Work to do:
Repeat each line word for word.

[Stored items]
|---|
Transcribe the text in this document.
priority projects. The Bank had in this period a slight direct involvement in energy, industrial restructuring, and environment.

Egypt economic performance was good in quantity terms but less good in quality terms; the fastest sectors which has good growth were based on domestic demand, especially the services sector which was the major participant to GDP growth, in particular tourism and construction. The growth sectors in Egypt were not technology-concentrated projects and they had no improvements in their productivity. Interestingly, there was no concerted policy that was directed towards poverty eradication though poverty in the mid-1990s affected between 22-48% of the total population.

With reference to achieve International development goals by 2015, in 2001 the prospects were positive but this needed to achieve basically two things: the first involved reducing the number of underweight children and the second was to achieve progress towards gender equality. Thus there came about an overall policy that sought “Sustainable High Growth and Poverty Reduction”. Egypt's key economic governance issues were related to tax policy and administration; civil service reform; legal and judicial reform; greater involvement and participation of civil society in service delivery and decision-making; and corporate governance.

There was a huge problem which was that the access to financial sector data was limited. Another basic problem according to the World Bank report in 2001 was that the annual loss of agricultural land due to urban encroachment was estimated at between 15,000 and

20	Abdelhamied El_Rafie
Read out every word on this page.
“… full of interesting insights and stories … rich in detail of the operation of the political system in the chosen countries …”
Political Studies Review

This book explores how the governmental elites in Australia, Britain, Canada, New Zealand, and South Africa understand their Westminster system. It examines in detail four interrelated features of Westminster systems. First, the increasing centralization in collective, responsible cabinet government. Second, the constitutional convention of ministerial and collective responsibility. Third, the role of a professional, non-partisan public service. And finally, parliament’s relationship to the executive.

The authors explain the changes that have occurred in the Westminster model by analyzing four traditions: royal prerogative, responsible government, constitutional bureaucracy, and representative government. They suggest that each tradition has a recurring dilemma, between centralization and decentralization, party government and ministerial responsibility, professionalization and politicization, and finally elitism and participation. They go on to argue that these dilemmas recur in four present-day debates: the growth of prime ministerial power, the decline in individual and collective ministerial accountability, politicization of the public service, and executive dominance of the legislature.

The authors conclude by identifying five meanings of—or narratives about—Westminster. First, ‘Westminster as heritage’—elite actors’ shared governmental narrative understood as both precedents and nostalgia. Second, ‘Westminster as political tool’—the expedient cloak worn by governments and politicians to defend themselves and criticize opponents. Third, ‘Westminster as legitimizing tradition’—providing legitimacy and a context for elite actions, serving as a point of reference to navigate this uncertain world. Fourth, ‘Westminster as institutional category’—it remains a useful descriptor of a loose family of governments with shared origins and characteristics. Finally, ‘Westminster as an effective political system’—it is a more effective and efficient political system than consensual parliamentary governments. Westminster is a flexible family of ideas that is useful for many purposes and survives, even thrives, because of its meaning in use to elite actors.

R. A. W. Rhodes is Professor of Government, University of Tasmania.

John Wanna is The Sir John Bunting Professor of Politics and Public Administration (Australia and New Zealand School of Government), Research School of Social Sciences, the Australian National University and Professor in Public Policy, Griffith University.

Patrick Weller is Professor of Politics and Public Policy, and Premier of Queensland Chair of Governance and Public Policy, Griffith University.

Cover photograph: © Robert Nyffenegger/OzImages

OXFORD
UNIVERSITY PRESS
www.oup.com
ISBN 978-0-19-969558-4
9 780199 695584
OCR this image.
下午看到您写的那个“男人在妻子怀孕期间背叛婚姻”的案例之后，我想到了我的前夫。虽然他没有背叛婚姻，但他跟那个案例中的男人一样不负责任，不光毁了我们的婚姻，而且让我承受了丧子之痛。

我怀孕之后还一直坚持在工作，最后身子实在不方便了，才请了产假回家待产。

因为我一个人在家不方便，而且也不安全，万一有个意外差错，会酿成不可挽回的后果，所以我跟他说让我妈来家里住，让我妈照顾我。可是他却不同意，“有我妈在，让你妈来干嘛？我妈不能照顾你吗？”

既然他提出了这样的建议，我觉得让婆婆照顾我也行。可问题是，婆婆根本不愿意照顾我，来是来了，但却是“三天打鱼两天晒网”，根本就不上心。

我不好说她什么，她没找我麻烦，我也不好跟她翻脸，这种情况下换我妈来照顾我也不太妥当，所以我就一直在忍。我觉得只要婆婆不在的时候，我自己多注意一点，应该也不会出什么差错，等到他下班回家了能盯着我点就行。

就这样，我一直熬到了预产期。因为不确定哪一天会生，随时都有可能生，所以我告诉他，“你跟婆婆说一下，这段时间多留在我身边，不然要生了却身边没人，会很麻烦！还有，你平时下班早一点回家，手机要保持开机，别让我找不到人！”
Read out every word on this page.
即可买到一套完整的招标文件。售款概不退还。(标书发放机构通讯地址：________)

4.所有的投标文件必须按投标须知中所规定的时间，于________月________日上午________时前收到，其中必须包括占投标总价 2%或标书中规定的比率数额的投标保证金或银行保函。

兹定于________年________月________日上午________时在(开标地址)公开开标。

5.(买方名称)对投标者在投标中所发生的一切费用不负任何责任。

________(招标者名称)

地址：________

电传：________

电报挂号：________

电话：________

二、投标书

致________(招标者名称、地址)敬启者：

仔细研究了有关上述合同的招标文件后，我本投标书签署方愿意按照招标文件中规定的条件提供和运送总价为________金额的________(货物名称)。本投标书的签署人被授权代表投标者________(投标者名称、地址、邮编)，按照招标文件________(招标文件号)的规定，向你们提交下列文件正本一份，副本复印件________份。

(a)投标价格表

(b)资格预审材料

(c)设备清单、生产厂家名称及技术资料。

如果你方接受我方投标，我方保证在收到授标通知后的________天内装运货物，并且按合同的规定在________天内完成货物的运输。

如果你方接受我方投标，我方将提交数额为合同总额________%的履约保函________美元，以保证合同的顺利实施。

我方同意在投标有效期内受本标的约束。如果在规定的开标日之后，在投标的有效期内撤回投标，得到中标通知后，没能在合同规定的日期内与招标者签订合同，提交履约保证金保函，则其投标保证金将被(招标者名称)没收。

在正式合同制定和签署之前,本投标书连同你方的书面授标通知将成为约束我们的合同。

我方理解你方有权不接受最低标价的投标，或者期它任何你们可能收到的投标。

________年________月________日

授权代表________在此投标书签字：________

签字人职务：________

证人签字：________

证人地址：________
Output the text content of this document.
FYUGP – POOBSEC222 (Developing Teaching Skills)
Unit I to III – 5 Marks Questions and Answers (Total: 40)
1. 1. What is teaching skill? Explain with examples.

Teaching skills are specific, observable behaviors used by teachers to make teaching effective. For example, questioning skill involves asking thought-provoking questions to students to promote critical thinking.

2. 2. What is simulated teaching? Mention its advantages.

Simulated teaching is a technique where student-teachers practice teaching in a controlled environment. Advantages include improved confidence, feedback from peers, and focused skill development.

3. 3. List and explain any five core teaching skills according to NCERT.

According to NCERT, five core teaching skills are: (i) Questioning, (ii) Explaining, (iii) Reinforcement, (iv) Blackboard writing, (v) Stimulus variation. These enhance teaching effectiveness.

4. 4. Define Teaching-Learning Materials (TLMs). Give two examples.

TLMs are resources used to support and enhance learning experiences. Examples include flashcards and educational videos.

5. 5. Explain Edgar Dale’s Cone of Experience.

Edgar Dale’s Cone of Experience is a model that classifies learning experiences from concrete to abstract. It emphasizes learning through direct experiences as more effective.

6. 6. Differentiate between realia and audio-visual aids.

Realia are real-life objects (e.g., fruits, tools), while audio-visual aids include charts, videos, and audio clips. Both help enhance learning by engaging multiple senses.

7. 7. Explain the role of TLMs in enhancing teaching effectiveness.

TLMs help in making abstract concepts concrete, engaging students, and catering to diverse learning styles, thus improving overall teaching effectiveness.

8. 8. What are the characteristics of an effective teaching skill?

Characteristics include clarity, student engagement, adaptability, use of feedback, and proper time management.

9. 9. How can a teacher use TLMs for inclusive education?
|---|
Solution:
Transcribe the text in this document.
priority projects. The Bank had in this period a slight direct involvement in energy, industrial restructuring, and environment.

Egypt economic performance was good in quantity terms but less good in quality terms; the fastest sectors which has good growth were based on domestic demand, especially the services sector which was the major participant to GDP growth, in particular tourism and construction. The growth sectors in Egypt were not technology-concentrated projects and they had no improvements in their productivity. Interestingly, there was no concerted policy that was directed towards poverty eradication though poverty in the mid-1990s affected between 22-48% of the total population.

With reference to achieve International development goals by 2015, in 2001 the prospects were positive but this needed to achieve basically two things: the first involved reducing the number of underweight children and the second was to achieve progress towards gender equality. Thus there came about an overall policy that sought “Sustainable High Growth and Poverty Reduction”. Egypt's key economic governance issues were related to tax policy and administration; civil service reform; legal and judicial reform; greater involvement and participation of civil society in service delivery and decision-making; and corporate governance.

There was a huge problem which was that the access to financial sector data was limited. Another basic problem according to the World Bank report in 2001 was that the annual loss of agricultural land due to urban encroachment was estimated at between 15,000 and

20	Abdelhamied El_Rafie
Read out every word on this page.
“… full of interesting insights and stories … rich in detail of the operation of the political system in the chosen countries …”
Political Studies Review

This book explores how the governmental elites in Australia, Britain, Canada, New Zealand, and South Africa understand their Westminster system. It examines in detail four interrelated features of Westminster systems. First, the increasing centralization in collective, responsible cabinet government. Second, the constitutional convention of ministerial and collective responsibility. Third, the role of a professional, non-partisan public service. And finally, parliament’s relationship to the executive.

The authors explain the changes that have occurred in the Westminster model by analyzing four traditions: royal prerogative, responsible government, constitutional bureaucracy, and representative government. They suggest that each tradition has a recurring dilemma, between centralization and decentralization, party government and ministerial responsibility, professionalization and politicization, and finally elitism and participation. They go on to argue that these dilemmas recur in four present-day debates: the growth of prime ministerial power, the decline in individual and collective ministerial accountability, politicization of the public service, and executive dominance of the legislature.

The authors conclude by identifying five meanings of—or narratives about—Westminster. First, ‘Westminster as heritage’—elite actors’ shared governmental narrative understood as both precedents and nostalgia. Second, ‘Westminster as political tool’—the expedient cloak worn by governments and politicians to defend themselves and criticize opponents. Third, ‘Westminster as legitimizing tradition’—providing legitimacy and a context for elite actions, serving as a point of reference to navigate this uncertain world. Fourth, ‘Westminster as institutional category’—it remains a useful descriptor of a loose family of governments with shared origins and characteristics. Finally, ‘Westminster as an effective political system’—it is a more effective and efficient political system than consensual parliamentary governments. Westminster is a flexible family of ideas that is useful for many purposes and survives, even thrives, because of its meaning in use to elite actors.

R. A. W. Rhodes is Professor of Government, University of Tasmania.

John Wanna is The Sir John Bunting Professor of Politics and Public Administration (Australia and New Zealand School of Government), Research School of Social Sciences, the Australian National University and Professor in Public Policy, Griffith University.

Patrick Weller is Professor of Politics and Public Policy, and Premier of Queensland Chair of Governance and Public Policy, Griffith University.

Cover photograph: © Robert Nyffenegger/OzImages

OXFORD
UNIVERSITY PRESS
www.oup.com
ISBN 978-0-19-969558-4
9 780199 695584
OCR this image.
下午看到您写的那个“男人在妻子怀孕期间背叛婚姻”的案例之后，我想到了我的前夫。虽然他没有背叛婚姻，但他跟那个案例中的男人一样不负责任，不光毁了我们的婚姻，而且让我承受了丧子之痛。

我怀孕之后还一直坚持在工作，最后身子实在不方便了，才请了产假回家待产。

因为我一个人在家不方便，而且也不安全，万一有个意外差错，会酿成不可挽回的后果，所以我跟他说让我妈来家里住，让我妈照顾我。可是他却不同意，“有我妈在，让你妈来干嘛？我妈不能照顾你吗？”

既然他提出了这样的建议，我觉得让婆婆照顾我也行。可问题是，婆婆根本不愿意照顾我，来是来了，但却是“三天打鱼两天晒网”，根本就不上心。

我不好说她什么，她没找我麻烦，我也不好跟她翻脸，这种情况下换我妈来照顾我也不太妥当，所以我就一直在忍。我觉得只要婆婆不在的时候，我自己多注意一点，应该也不会出什么差错，等到他下班回家了能盯着我点就行。

就这样，我一直熬到了预产期。因为不确定哪一天会生，随时都有可能生，所以我告诉他，“你跟婆婆说一下，这段时间多留在我身边，不然要生了却身边没人，会很麻烦！还有，你平时下班早一点回家，手机要保持开机，别让我找不到人！”
Read out every word on this page.
即可买到一套完整的招标文件。售款概不退还。(标书发放机构通讯地址：________)

4.所有的投标文件必须按投标须知中所规定的时间，于________月________日上午________时前收到，其中必须包括占投标总价 2%或标书中规定的比率数额的投标保证金或银行保函。

兹定于________年________月________日上午________时在(开标地址)公开开标。

5.(买方名称)对投标者在投标中所发生的一切费用不负任何责任。

________(招标者名称)

地址：________

电传：________

电报挂号：________

电话：________

二、投标书

致________(招标者名称、地址)敬启者：

仔细研究了有关上述合同的招标文件后，我本投标书签署方愿意按照招标文件中规定的条件提供和运送总价为________金额的________(货物名称)。本投标书的签署人被授权代表投标者________(投标者名称、地址、邮编)，按照招标文件________(招标文件号)的规定，向你们提交下列文件正本一份，副本复印件________份。

(a)投标价格表

(b)资格预审材料

(c)设备清单、生产厂家名称及技术资料。

如果你方接受我方投标，我方保证在收到授标通知后的________天内装运货物，并且按合同的规定在________天内完成货物的运输。

如果你方接受我方投标，我方将提交数额为合同总额________%的履约保函________美元，以保证合同的顺利实施。

我方同意在投标有效期内受本标的约束。如果在规定的开标日之后，在投标的有效期内撤回投标，得到中标通知后，没能在合同规定的日期内与招标者签订合同，提交履约保证金保函，则其投标保证金将被(招标者名称)没收。

在正式合同制定和签署之前,本投标书连同你方的书面授标通知将成为约束我们的合同。

我方理解你方有权不接受最低标价的投标，或者期它任何你们可能收到的投标。

________年________月________日

授权代表________在此投标书签字：________

签字人职务：________

证人签字：________

证人地址：________
Output the text content of this document.
FYUGP – POOBSEC222 (Developing Teaching Skills)
Unit I to III – 5 Marks Questions and Answers (Total: 40)
1. 1. What is teaching skill? Explain with examples.

Teaching skills are specific, observable behaviors used by teachers to make teaching effective. For example, questioning skill involves asking thought-provoking questions to students to promote critical thinking.

2. 2. What is simulated teaching? Mention its advantages.

Simulated teaching is a technique where student-teachers practice teaching in a controlled environment. Advantages include improved confidence, feedback from peers, and focused skill development.

3. 3. List and explain any five core teaching skills according to NCERT.

According to NCERT, five core teaching skills are: (i) Questioning, (ii) Explaining, (iii) Reinforcement, (iv) Blackboard writing, (v) Stimulus variation. These enhance teaching effectiveness.

4. 4. Define Teaching-Learning Materials (TLMs). Give two examples.

TLMs are resources used to support and enhance learning experiences. Examples include flashcards and educational videos.

5. 5. Explain Edgar Dale’s Cone of Experience.

Edgar Dale’s Cone of Experience is a model that classifies learning experiences from concrete to abstract. It emphasizes learning through direct experiences as more effective.

6. 6. Differentiate between realia and audio-visual aids.

Realia are real-life objects (e.g., fruits, tools), while audio-visual aids include charts, videos, and audio clips. Both help enhance learning by engaging multiple senses.

7. 7. Explain the role of TLMs in enhancing teaching effectiveness.

TLMs help in making abstract concepts concrete, engaging students, and catering to diverse learning styles, thus improving overall teaching effectiveness.

8. 8. What are the characteristics of an effective teaching skill?

Characteristics include clarity, student engagement, adaptability, use of feedback, and proper time management.

9. 9. How can a teacher use TLMs for inclusive education?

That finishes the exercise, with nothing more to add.